OBJECTIVE: Look for the word "swatch" in each line and report the count of matching lines, with nothing added.

Collected data entries:
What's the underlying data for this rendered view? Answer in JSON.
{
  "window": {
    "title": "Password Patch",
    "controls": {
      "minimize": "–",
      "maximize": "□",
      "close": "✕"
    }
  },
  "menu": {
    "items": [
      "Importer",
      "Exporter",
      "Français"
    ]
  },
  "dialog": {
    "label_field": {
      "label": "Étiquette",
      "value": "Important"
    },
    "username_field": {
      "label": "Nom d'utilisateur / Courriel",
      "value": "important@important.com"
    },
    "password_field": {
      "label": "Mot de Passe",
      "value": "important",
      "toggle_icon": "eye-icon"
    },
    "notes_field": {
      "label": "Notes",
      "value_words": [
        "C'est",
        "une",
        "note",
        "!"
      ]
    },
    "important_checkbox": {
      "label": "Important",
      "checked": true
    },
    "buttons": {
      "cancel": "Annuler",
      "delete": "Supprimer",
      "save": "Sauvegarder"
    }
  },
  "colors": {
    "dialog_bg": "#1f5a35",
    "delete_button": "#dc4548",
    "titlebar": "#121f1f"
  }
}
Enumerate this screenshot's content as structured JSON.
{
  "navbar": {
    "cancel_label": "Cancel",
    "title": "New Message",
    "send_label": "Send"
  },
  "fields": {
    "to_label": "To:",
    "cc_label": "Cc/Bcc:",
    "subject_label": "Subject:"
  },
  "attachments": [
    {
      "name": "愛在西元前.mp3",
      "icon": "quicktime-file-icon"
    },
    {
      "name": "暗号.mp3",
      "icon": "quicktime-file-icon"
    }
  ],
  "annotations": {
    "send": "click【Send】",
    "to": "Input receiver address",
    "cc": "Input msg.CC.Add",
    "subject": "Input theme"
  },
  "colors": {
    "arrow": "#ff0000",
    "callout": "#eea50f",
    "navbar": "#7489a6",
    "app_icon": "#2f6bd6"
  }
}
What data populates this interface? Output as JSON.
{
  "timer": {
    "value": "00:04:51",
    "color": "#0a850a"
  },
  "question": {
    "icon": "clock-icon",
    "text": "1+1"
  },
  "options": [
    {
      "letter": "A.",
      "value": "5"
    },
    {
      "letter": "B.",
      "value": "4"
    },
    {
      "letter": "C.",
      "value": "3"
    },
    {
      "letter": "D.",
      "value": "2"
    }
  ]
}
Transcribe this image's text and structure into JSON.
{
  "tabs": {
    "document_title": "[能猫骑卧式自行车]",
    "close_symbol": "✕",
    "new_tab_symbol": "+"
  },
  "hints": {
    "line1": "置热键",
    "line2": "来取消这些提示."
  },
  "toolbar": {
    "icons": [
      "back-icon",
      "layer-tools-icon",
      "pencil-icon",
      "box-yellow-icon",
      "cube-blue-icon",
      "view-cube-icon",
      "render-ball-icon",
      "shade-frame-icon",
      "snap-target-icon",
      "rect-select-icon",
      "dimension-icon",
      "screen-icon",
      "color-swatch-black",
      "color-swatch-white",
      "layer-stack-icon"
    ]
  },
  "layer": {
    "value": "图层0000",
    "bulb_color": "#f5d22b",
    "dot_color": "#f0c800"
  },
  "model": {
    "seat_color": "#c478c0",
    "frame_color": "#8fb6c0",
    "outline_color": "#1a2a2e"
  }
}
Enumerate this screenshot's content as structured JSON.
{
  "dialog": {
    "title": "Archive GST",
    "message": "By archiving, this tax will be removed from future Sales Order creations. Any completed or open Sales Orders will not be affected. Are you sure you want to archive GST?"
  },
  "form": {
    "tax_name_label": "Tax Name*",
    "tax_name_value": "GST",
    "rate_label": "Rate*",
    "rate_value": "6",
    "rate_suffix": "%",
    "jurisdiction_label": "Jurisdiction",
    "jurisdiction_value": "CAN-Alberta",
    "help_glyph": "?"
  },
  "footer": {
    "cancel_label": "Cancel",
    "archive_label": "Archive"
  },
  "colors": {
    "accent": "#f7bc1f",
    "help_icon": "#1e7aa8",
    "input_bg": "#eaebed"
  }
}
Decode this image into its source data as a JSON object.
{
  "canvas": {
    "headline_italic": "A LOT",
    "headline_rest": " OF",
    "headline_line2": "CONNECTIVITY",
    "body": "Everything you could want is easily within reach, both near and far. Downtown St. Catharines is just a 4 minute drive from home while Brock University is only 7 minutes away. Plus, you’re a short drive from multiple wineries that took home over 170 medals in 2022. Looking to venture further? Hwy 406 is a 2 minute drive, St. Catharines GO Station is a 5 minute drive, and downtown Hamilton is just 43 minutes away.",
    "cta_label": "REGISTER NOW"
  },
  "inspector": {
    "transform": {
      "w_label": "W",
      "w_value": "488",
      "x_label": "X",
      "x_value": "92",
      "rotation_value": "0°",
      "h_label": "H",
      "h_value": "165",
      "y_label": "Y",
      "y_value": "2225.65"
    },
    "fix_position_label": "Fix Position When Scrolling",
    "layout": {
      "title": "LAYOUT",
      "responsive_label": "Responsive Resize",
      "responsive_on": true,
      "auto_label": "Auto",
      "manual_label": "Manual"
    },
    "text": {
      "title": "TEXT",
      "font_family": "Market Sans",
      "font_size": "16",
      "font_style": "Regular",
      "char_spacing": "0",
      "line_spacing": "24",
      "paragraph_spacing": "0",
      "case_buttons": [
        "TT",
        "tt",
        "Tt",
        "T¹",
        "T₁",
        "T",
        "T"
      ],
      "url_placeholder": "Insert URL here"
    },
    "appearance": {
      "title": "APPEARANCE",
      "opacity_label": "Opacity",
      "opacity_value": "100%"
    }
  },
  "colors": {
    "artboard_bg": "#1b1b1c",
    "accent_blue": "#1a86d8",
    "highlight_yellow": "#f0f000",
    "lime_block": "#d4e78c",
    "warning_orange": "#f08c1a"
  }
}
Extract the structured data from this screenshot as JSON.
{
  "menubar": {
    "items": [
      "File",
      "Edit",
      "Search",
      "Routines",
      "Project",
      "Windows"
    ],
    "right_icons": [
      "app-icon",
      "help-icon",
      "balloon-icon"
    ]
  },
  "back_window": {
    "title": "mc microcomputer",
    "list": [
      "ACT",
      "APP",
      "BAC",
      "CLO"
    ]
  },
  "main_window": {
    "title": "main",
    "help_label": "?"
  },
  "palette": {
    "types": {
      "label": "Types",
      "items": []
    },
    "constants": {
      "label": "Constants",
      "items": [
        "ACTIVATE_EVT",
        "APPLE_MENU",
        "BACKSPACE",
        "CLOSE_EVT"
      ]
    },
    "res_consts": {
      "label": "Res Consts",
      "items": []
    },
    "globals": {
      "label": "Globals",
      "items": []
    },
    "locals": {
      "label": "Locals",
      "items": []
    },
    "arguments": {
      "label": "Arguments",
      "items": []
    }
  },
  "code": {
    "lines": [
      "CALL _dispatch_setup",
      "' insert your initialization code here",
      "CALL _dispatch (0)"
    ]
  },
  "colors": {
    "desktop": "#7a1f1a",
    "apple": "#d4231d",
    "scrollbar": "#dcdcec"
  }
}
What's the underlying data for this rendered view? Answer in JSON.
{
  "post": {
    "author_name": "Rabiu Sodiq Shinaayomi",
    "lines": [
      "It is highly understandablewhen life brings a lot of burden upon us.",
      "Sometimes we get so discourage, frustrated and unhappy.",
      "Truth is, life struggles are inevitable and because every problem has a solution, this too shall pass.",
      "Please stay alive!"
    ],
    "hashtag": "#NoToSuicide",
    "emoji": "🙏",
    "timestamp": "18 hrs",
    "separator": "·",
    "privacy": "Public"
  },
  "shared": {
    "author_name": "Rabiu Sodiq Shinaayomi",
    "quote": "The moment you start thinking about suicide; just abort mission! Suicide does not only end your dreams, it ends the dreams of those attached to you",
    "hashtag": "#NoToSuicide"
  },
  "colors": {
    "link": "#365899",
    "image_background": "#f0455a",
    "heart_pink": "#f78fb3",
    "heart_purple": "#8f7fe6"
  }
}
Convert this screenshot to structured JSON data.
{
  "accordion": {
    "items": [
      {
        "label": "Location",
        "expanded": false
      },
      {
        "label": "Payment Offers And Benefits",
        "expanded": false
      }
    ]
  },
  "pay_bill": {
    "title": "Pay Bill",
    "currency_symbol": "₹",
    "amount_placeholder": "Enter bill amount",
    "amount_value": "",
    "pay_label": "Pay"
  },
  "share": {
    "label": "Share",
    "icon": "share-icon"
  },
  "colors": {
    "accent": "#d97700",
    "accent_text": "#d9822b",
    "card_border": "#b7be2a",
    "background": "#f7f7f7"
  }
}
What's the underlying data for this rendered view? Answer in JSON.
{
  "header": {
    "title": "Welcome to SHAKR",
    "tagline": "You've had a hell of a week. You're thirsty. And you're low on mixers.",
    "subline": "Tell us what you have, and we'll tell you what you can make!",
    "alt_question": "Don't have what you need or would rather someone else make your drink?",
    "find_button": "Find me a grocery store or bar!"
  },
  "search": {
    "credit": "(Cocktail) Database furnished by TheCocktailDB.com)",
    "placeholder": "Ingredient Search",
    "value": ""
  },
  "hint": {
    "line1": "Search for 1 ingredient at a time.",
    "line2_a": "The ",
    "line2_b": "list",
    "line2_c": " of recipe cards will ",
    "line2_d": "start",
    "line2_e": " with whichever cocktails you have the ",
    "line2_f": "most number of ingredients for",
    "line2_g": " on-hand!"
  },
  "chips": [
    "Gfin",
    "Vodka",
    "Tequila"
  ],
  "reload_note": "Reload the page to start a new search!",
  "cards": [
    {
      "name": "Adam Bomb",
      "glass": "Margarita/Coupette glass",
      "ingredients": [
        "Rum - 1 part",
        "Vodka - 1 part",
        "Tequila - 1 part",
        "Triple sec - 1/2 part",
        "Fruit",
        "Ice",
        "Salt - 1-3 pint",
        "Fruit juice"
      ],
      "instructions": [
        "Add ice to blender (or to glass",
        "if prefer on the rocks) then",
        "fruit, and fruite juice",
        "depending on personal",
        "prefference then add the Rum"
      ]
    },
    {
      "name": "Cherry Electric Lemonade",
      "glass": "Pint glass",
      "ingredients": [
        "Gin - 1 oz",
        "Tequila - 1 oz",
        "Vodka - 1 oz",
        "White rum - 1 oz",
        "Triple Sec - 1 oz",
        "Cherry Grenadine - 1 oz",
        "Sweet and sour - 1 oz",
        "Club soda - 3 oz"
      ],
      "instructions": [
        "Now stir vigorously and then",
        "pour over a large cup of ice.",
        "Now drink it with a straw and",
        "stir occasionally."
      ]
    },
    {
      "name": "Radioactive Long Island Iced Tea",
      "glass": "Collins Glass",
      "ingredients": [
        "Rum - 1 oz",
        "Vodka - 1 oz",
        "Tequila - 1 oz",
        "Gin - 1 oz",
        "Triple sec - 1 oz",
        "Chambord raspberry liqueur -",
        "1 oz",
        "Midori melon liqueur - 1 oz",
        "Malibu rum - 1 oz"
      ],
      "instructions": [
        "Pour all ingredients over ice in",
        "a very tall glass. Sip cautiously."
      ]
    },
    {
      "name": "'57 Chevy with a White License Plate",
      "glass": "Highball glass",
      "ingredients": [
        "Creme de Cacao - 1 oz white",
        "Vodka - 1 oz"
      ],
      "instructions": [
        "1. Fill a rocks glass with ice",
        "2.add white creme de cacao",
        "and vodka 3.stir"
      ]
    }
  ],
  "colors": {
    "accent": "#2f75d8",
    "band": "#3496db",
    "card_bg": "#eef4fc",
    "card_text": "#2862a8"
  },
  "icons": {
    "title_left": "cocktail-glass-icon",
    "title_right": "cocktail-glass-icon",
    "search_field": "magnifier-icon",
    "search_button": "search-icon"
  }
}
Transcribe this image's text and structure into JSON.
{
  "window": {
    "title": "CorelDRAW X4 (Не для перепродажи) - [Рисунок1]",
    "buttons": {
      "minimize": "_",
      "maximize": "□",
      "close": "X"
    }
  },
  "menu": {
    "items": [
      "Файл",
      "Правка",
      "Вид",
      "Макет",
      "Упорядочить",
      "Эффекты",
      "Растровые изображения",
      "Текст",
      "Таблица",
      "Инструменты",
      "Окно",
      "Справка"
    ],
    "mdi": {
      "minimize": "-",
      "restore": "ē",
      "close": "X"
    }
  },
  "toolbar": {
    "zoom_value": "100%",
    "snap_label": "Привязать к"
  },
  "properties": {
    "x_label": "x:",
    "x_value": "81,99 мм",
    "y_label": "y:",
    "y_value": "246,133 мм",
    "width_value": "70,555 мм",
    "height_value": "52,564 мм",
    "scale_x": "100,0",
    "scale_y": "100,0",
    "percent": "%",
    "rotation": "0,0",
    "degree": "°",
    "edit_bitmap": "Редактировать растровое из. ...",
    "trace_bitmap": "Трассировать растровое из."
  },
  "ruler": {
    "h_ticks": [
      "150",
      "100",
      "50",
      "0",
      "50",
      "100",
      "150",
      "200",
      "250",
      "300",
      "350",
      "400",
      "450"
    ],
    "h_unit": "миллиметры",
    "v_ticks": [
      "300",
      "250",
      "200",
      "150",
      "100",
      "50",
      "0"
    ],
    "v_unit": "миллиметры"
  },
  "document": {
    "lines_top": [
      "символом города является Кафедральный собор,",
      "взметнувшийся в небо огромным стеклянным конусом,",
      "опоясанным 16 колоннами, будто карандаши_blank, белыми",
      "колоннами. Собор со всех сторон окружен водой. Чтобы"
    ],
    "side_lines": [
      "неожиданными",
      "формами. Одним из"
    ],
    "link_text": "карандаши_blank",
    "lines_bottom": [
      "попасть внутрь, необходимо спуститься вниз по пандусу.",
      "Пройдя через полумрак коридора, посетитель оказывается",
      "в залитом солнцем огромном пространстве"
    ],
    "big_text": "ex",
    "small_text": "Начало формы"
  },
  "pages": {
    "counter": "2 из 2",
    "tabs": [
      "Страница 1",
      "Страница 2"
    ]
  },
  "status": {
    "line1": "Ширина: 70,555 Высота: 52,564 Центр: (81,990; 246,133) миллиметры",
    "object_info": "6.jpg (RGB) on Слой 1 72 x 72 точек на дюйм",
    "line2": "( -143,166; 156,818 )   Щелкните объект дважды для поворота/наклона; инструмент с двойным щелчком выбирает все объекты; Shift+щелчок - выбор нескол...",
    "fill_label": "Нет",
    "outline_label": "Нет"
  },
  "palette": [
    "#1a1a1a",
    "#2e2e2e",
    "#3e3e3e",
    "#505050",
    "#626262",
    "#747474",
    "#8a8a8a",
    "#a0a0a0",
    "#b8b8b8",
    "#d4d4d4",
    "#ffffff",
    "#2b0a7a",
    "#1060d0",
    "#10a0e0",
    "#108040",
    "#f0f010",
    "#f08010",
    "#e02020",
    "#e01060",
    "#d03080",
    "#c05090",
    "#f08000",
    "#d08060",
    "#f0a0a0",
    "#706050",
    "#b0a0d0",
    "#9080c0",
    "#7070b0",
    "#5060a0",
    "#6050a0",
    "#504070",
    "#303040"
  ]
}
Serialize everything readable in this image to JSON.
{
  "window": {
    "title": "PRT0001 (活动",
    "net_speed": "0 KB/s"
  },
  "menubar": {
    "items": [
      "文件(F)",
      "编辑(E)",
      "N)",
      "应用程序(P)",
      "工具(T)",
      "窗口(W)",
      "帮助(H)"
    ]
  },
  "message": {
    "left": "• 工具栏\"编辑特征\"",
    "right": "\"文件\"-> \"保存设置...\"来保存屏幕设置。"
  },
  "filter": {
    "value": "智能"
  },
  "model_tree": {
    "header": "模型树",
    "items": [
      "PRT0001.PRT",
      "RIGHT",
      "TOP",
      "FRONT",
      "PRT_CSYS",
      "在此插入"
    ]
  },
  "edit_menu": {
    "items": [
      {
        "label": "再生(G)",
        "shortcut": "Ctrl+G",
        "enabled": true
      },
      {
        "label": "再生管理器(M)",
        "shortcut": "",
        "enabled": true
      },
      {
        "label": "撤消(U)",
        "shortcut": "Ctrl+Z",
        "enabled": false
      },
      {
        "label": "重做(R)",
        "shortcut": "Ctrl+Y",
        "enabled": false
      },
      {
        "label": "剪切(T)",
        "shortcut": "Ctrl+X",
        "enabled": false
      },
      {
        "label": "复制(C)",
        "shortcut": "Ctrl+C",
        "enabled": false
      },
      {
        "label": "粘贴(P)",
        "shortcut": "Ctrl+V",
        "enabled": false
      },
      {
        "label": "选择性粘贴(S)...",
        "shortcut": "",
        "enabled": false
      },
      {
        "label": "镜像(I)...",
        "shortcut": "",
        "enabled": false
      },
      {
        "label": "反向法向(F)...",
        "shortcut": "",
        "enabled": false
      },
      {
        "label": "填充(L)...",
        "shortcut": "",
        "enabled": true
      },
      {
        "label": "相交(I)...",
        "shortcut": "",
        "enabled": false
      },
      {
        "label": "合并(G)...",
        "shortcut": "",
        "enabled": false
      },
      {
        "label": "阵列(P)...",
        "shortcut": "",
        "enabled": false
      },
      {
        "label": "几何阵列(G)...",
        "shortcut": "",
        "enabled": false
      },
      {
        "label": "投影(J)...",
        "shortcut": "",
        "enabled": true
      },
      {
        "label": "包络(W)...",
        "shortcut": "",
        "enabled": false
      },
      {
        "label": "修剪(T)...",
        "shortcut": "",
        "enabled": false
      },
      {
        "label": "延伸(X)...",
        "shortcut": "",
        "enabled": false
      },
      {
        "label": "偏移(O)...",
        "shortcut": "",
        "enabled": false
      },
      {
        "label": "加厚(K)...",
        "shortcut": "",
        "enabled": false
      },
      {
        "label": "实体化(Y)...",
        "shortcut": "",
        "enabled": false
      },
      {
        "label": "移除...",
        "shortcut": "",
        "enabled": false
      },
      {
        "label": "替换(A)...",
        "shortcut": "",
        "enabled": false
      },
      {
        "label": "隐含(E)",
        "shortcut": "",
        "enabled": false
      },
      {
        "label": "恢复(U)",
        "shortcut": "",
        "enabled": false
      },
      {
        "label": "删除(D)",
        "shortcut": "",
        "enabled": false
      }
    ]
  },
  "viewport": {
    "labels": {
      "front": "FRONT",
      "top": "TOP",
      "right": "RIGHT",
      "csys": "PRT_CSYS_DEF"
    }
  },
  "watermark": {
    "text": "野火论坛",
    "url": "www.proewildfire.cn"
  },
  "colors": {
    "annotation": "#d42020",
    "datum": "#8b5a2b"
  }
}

CORRECT RESPONSE: 2